Instruction – Go through the material below and copy all lines with "health".

Data for the task –
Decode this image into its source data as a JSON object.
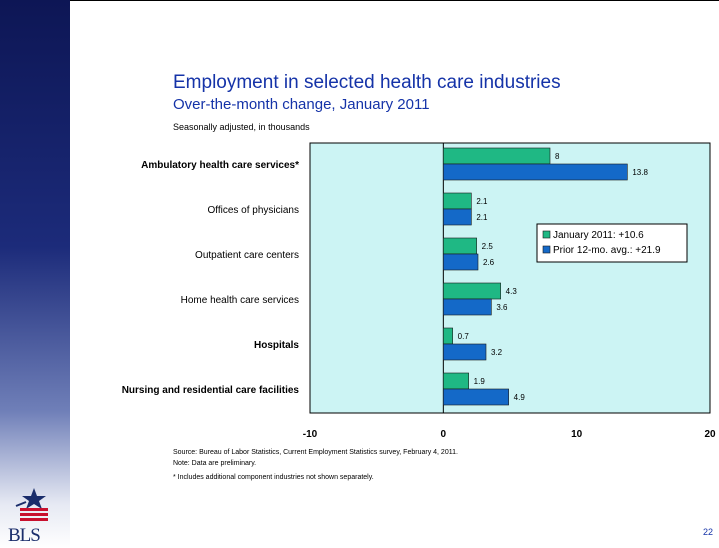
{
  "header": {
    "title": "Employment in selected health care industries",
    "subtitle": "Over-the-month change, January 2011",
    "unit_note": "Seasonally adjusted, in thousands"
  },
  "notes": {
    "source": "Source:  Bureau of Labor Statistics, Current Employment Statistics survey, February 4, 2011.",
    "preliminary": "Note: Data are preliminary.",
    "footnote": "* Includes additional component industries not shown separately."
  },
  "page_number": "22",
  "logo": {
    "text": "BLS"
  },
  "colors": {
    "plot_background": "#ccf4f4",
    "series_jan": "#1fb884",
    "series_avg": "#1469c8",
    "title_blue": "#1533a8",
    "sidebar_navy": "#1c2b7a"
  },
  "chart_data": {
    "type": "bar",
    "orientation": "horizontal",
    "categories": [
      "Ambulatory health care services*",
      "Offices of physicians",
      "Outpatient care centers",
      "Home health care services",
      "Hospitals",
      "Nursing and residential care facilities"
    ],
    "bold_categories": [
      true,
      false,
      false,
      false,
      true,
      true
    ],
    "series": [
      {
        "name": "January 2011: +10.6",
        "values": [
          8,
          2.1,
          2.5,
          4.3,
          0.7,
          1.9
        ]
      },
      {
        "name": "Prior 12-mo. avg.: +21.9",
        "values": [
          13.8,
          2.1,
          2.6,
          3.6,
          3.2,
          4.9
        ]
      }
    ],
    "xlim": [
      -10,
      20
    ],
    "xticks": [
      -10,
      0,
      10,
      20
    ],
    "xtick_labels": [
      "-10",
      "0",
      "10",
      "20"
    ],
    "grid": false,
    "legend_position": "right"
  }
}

Solution for this problem –
    "title": "Employment in selected health care industries",
      "Ambulatory health care services*",
      "Home health care services",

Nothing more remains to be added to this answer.